▶ _Written instruction_: Where a line holds the string "trajectory", return that line.

— begin Data supplied —

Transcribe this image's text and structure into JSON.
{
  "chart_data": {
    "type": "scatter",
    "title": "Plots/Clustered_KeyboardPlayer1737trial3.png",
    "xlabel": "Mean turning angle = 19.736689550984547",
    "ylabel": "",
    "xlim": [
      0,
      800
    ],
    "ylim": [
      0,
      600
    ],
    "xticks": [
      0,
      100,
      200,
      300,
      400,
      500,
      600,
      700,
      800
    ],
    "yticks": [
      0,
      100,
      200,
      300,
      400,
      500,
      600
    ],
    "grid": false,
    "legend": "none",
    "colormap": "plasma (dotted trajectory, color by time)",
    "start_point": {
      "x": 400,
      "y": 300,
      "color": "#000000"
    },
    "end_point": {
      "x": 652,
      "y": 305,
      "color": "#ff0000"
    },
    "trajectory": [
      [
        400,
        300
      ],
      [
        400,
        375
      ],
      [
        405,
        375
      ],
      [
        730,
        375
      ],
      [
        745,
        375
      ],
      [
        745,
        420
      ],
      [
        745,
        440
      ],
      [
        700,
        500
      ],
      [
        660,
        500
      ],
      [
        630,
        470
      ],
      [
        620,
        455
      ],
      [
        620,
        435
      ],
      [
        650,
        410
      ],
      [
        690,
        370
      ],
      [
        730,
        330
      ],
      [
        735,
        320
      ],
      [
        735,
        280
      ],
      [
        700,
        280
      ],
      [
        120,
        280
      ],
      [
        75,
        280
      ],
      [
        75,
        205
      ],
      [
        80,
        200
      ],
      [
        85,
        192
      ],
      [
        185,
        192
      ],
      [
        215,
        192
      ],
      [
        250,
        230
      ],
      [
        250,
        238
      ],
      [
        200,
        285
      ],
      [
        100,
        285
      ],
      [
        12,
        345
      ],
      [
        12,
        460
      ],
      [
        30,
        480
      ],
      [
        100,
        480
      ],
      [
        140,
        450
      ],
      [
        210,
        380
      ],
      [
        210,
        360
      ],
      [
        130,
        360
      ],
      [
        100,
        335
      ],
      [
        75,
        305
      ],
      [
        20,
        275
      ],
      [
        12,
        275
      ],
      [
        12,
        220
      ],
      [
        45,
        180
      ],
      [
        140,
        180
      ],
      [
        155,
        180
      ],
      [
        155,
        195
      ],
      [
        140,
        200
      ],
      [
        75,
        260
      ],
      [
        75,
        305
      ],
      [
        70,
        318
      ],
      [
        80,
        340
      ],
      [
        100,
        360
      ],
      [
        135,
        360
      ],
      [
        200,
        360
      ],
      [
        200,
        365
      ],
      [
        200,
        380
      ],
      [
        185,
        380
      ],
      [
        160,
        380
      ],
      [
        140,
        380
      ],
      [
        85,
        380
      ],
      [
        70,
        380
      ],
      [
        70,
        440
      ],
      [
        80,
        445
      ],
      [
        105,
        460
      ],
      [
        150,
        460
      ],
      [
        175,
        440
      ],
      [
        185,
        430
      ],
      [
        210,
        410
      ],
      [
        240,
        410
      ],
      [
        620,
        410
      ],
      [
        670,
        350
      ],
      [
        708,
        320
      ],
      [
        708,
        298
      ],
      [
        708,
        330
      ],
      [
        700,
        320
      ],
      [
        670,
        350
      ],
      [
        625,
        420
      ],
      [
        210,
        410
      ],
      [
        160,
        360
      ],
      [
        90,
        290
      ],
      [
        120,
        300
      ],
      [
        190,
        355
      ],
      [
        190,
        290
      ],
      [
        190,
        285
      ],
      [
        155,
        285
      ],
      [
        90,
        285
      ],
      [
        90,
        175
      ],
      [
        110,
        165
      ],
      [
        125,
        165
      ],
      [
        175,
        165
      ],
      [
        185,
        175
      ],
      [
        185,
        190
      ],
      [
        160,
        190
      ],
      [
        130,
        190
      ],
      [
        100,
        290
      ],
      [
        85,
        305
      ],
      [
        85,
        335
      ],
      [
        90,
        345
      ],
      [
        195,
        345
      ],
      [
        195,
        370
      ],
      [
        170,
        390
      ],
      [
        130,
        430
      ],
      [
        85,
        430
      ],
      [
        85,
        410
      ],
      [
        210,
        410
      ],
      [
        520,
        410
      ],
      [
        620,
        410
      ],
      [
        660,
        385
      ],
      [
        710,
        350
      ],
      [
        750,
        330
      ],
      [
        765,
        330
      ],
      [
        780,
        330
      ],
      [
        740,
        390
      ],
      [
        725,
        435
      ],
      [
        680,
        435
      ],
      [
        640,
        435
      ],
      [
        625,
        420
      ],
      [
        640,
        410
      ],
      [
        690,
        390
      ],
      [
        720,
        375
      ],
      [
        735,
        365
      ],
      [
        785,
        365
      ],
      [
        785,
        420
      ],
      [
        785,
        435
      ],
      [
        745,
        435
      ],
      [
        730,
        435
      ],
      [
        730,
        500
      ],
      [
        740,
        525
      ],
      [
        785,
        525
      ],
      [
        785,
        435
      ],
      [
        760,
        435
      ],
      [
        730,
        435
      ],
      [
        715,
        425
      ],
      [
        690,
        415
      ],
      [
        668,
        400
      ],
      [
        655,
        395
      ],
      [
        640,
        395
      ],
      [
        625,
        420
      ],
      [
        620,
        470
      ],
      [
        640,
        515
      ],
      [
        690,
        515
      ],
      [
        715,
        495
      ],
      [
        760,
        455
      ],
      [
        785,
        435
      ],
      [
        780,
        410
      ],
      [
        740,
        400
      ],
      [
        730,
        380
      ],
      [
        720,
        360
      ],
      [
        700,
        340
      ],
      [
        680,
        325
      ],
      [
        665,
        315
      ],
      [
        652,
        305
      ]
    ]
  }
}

— end Data supplied —

▶ _Written answer_:
    "colormap": "plasma (dotted trajectory, color by time)",
    "trajectory": [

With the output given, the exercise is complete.